Records shown:
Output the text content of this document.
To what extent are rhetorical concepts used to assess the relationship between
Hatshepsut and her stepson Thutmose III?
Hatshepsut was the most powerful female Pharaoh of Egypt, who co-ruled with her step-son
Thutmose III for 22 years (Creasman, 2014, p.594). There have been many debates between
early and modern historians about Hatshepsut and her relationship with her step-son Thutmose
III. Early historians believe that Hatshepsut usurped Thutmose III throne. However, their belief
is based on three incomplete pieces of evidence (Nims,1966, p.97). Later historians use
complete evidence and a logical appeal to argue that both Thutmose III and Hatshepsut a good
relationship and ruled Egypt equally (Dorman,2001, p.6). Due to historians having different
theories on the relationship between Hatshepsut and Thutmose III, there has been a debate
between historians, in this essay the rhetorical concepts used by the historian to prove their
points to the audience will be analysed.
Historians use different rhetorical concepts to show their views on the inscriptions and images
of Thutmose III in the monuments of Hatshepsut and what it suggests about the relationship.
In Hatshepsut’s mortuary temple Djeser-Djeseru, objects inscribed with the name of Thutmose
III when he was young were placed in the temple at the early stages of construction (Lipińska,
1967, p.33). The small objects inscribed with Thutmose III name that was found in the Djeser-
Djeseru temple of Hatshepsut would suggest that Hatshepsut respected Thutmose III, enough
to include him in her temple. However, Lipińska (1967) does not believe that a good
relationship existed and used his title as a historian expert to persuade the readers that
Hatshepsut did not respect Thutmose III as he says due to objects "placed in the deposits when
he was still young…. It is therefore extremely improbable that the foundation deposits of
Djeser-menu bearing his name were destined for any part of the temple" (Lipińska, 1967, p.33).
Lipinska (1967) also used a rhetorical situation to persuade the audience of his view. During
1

Stated goal:
Above are some records; repeat all of them exactly.

Exercise output:
Output the text content of this document.
To what extent are rhetorical concepts used to assess the relationship between
Hatshepsut and her stepson Thutmose III?
Hatshepsut was the most powerful female Pharaoh of Egypt, who co-ruled with her step-son
Thutmose III for 22 years (Creasman, 2014, p.594). There have been many debates between
early and modern historians about Hatshepsut and her relationship with her step-son Thutmose
III. Early historians believe that Hatshepsut usurped Thutmose III throne. However, their belief
is based on three incomplete pieces of evidence (Nims,1966, p.97). Later historians use
complete evidence and a logical appeal to argue that both Thutmose III and Hatshepsut a good
relationship and ruled Egypt equally (Dorman,2001, p.6). Due to historians having different
theories on the relationship between Hatshepsut and Thutmose III, there has been a debate
between historians, in this essay the rhetorical concepts used by the historian to prove their
points to the audience will be analysed.
Historians use different rhetorical concepts to show their views on the inscriptions and images
of Thutmose III in the monuments of Hatshepsut and what it suggests about the relationship.
In Hatshepsut’s mortuary temple Djeser-Djeseru, objects inscribed with the name of Thutmose
III when he was young were placed in the temple at the early stages of construction (Lipińska,
1967, p.33). The small objects inscribed with Thutmose III name that was found in the Djeser-
Djeseru temple of Hatshepsut would suggest that Hatshepsut respected Thutmose III, enough
to include him in her temple. However, Lipińska (1967) does not believe that a good
relationship existed and used his title as a historian expert to persuade the readers that
Hatshepsut did not respect Thutmose III as he says due to objects "placed in the deposits when
he was still young…. It is therefore extremely improbable that the foundation deposits of
Djeser-menu bearing his name were destined for any part of the temple" (Lipińska, 1967, p.33).
Lipinska (1967) also used a rhetorical situation to persuade the audience of his view. During
1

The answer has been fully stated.